-------- EXTRACTED RECORDS

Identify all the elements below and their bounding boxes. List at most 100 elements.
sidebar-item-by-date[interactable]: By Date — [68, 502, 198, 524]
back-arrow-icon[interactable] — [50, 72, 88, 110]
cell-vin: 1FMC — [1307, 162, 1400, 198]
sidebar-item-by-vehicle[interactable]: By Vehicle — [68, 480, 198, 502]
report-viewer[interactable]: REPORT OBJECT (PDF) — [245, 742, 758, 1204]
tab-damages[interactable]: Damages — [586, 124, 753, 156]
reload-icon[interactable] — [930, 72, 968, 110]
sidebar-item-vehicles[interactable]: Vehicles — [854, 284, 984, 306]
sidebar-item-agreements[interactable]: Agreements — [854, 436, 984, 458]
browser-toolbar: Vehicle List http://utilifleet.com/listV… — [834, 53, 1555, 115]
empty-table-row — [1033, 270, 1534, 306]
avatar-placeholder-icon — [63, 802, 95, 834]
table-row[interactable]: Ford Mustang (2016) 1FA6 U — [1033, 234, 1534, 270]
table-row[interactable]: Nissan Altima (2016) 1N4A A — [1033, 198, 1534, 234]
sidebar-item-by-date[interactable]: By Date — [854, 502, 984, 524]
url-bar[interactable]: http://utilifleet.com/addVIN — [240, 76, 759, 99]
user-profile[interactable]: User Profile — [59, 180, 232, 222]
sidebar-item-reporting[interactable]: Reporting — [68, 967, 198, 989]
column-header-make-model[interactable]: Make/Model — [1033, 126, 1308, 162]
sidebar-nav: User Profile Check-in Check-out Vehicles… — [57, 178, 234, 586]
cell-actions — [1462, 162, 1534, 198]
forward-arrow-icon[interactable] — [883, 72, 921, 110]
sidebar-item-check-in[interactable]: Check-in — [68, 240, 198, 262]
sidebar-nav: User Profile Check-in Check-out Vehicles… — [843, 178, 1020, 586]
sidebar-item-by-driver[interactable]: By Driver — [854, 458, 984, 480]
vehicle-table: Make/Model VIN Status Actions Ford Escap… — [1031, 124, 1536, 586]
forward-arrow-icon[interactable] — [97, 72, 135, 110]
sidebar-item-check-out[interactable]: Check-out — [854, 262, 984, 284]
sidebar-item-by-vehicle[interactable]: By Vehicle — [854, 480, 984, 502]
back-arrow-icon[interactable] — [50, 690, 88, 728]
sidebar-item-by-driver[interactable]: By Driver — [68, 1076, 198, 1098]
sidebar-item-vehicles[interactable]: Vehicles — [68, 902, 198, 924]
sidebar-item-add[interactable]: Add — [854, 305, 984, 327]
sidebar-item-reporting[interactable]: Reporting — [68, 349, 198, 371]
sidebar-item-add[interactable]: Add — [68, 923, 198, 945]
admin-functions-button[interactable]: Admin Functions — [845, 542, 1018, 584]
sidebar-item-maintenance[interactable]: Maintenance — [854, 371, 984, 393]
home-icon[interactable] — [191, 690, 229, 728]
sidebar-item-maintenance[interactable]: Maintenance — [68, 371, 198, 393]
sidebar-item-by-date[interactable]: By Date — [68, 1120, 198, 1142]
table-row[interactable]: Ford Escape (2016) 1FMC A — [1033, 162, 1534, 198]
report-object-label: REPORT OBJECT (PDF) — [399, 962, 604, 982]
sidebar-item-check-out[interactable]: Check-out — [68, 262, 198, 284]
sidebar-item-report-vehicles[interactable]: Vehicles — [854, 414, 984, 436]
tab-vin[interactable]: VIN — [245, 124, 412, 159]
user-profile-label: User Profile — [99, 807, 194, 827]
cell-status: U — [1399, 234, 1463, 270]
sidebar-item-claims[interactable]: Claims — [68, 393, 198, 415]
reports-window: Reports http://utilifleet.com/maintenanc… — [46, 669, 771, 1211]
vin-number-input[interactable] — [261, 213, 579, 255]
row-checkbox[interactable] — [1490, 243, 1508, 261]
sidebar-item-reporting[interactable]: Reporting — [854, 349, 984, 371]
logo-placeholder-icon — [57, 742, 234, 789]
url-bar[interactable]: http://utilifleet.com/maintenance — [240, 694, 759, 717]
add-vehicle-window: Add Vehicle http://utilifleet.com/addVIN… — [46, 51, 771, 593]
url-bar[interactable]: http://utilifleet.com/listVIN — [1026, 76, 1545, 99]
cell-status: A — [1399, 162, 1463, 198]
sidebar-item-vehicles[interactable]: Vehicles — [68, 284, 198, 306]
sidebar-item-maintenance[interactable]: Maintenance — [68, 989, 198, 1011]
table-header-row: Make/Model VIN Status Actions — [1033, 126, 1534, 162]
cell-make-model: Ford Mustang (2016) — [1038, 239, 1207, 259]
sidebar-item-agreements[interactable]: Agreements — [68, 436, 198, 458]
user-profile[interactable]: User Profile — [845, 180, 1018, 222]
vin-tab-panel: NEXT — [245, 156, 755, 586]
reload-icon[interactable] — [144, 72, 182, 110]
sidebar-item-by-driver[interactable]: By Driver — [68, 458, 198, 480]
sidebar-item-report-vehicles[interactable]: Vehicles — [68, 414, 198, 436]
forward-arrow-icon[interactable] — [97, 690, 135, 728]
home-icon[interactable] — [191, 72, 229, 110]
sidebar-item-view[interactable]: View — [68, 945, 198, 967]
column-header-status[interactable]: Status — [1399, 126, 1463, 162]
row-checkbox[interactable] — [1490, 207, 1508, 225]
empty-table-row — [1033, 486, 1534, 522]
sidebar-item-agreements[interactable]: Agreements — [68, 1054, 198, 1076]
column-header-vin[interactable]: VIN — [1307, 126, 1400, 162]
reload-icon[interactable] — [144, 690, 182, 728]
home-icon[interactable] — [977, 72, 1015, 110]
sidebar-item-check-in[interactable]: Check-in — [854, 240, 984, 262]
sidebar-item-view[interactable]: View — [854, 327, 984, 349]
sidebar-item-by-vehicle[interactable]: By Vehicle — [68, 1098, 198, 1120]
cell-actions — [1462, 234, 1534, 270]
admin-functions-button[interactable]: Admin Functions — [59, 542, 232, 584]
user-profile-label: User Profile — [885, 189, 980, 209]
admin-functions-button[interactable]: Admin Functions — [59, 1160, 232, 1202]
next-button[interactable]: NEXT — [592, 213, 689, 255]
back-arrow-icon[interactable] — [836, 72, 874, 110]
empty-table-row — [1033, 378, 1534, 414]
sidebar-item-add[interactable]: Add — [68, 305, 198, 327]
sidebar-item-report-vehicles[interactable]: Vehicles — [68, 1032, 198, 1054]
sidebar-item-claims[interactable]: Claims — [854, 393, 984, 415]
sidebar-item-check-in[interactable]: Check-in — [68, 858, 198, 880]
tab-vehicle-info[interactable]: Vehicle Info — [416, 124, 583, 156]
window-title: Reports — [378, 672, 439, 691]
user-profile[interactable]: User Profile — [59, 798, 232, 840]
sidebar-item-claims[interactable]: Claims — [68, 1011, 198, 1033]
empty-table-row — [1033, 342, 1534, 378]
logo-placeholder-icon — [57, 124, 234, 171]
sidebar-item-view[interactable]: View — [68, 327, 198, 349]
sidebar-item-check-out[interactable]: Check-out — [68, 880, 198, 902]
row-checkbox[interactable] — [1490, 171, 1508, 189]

----------------

## TASK GOAL:
Reproduce every line of the records above without changing anything.

## RIGHT ANSWER:
Identify all the elements below and their bounding boxes. List at most 100 elements.
sidebar-item-by-date[interactable]: By Date — [68, 502, 198, 524]
back-arrow-icon[interactable] — [50, 72, 88, 110]
cell-vin: 1FMC — [1307, 162, 1400, 198]
sidebar-item-by-vehicle[interactable]: By Vehicle — [68, 480, 198, 502]
report-viewer[interactable]: REPORT OBJECT (PDF) — [245, 742, 758, 1204]
tab-damages[interactable]: Damages — [586, 124, 753, 156]
reload-icon[interactable] — [930, 72, 968, 110]
sidebar-item-vehicles[interactable]: Vehicles — [854, 284, 984, 306]
sidebar-item-agreements[interactable]: Agreements — [854, 436, 984, 458]
browser-toolbar: Vehicle List http://utilifleet.com/listV… — [834, 53, 1555, 115]
empty-table-row — [1033, 270, 1534, 306]
avatar-placeholder-icon — [63, 802, 95, 834]
table-row[interactable]: Ford Mustang (2016) 1FA6 U — [1033, 234, 1534, 270]
table-row[interactable]: Nissan Altima (2016) 1N4A A — [1033, 198, 1534, 234]
sidebar-item-by-date[interactable]: By Date — [854, 502, 984, 524]
url-bar[interactable]: http://utilifleet.com/addVIN — [240, 76, 759, 99]
user-profile[interactable]: User Profile — [59, 180, 232, 222]
sidebar-item-reporting[interactable]: Reporting — [68, 967, 198, 989]
column-header-make-model[interactable]: Make/Model — [1033, 126, 1308, 162]
sidebar-nav: User Profile Check-in Check-out Vehicles… — [57, 178, 234, 586]
cell-actions — [1462, 162, 1534, 198]
forward-arrow-icon[interactable] — [883, 72, 921, 110]
sidebar-item-check-in[interactable]: Check-in — [68, 240, 198, 262]
sidebar-nav: User Profile Check-in Check-out Vehicles… — [843, 178, 1020, 586]
sidebar-item-by-driver[interactable]: By Driver — [854, 458, 984, 480]
vehicle-table: Make/Model VIN Status Actions Ford Escap… — [1031, 124, 1536, 586]
forward-arrow-icon[interactable] — [97, 72, 135, 110]
sidebar-item-check-out[interactable]: Check-out — [854, 262, 984, 284]
sidebar-item-by-vehicle[interactable]: By Vehicle — [854, 480, 984, 502]
back-arrow-icon[interactable] — [50, 690, 88, 728]
sidebar-item-by-driver[interactable]: By Driver — [68, 1076, 198, 1098]
sidebar-item-vehicles[interactable]: Vehicles — [68, 902, 198, 924]
sidebar-item-add[interactable]: Add — [854, 305, 984, 327]
sidebar-item-reporting[interactable]: Reporting — [68, 349, 198, 371]
sidebar-item-add[interactable]: Add — [68, 923, 198, 945]
admin-functions-button[interactable]: Admin Functions — [845, 542, 1018, 584]
sidebar-item-maintenance[interactable]: Maintenance — [854, 371, 984, 393]
home-icon[interactable] — [191, 690, 229, 728]
sidebar-item-maintenance[interactable]: Maintenance — [68, 371, 198, 393]
sidebar-item-by-date[interactable]: By Date — [68, 1120, 198, 1142]
table-row[interactable]: Ford Escape (2016) 1FMC A — [1033, 162, 1534, 198]
report-object-label: REPORT OBJECT (PDF) — [399, 962, 604, 982]
sidebar-item-check-out[interactable]: Check-out — [68, 262, 198, 284]
sidebar-item-report-vehicles[interactable]: Vehicles — [854, 414, 984, 436]
tab-vin[interactable]: VIN — [245, 124, 412, 159]
user-profile-label: User Profile — [99, 807, 194, 827]
cell-status: U — [1399, 234, 1463, 270]
sidebar-item-claims[interactable]: Claims — [68, 393, 198, 415]
reports-window: Reports http://utilifleet.com/maintenanc… — [46, 669, 771, 1211]
vin-number-input[interactable] — [261, 213, 579, 255]
row-checkbox[interactable] — [1490, 243, 1508, 261]
sidebar-item-reporting[interactable]: Reporting — [854, 349, 984, 371]
logo-placeholder-icon — [57, 742, 234, 789]
url-bar[interactable]: http://utilifleet.com/maintenance — [240, 694, 759, 717]
add-vehicle-window: Add Vehicle http://utilifleet.com/addVIN… — [46, 51, 771, 593]
url-bar[interactable]: http://utilifleet.com/listVIN — [1026, 76, 1545, 99]
cell-status: A — [1399, 162, 1463, 198]
sidebar-item-vehicles[interactable]: Vehicles — [68, 284, 198, 306]
sidebar-item-maintenance[interactable]: Maintenance — [68, 989, 198, 1011]
table-header-row: Make/Model VIN Status Actions — [1033, 126, 1534, 162]
cell-make-model: Ford Mustang (2016) — [1038, 239, 1207, 259]
sidebar-item-agreements[interactable]: Agreements — [68, 436, 198, 458]
user-profile[interactable]: User Profile — [845, 180, 1018, 222]
vin-tab-panel: NEXT — [245, 156, 755, 586]
reload-icon[interactable] — [144, 72, 182, 110]
sidebar-item-by-driver[interactable]: By Driver — [68, 458, 198, 480]
sidebar-item-report-vehicles[interactable]: Vehicles — [68, 414, 198, 436]
forward-arrow-icon[interactable] — [97, 690, 135, 728]
home-icon[interactable] — [191, 72, 229, 110]
sidebar-item-view[interactable]: View — [68, 945, 198, 967]
column-header-status[interactable]: Status — [1399, 126, 1463, 162]
row-checkbox[interactable] — [1490, 207, 1508, 225]
empty-table-row — [1033, 486, 1534, 522]
sidebar-item-agreements[interactable]: Agreements — [68, 1054, 198, 1076]
column-header-vin[interactable]: VIN — [1307, 126, 1400, 162]
reload-icon[interactable] — [144, 690, 182, 728]
home-icon[interactable] — [977, 72, 1015, 110]
sidebar-item-check-in[interactable]: Check-in — [854, 240, 984, 262]
sidebar-item-view[interactable]: View — [854, 327, 984, 349]
sidebar-item-by-vehicle[interactable]: By Vehicle — [68, 1098, 198, 1120]
cell-actions — [1462, 234, 1534, 270]
admin-functions-button[interactable]: Admin Functions — [59, 542, 232, 584]
user-profile-label: User Profile — [885, 189, 980, 209]
admin-functions-button[interactable]: Admin Functions — [59, 1160, 232, 1202]
next-button[interactable]: NEXT — [592, 213, 689, 255]
back-arrow-icon[interactable] — [836, 72, 874, 110]
empty-table-row — [1033, 378, 1534, 414]
sidebar-item-add[interactable]: Add — [68, 305, 198, 327]
sidebar-item-report-vehicles[interactable]: Vehicles — [68, 1032, 198, 1054]
sidebar-item-claims[interactable]: Claims — [854, 393, 984, 415]
sidebar-item-check-in[interactable]: Check-in — [68, 858, 198, 880]
tab-vehicle-info[interactable]: Vehicle Info — [416, 124, 583, 156]
window-title: Reports — [378, 672, 439, 691]
user-profile[interactable]: User Profile — [59, 798, 232, 840]
sidebar-item-claims[interactable]: Claims — [68, 1011, 198, 1033]
empty-table-row — [1033, 342, 1534, 378]
logo-placeholder-icon — [57, 124, 234, 171]
sidebar-item-view[interactable]: View — [68, 327, 198, 349]
sidebar-item-check-out[interactable]: Check-out — [68, 880, 198, 902]
row-checkbox[interactable] — [1490, 171, 1508, 189]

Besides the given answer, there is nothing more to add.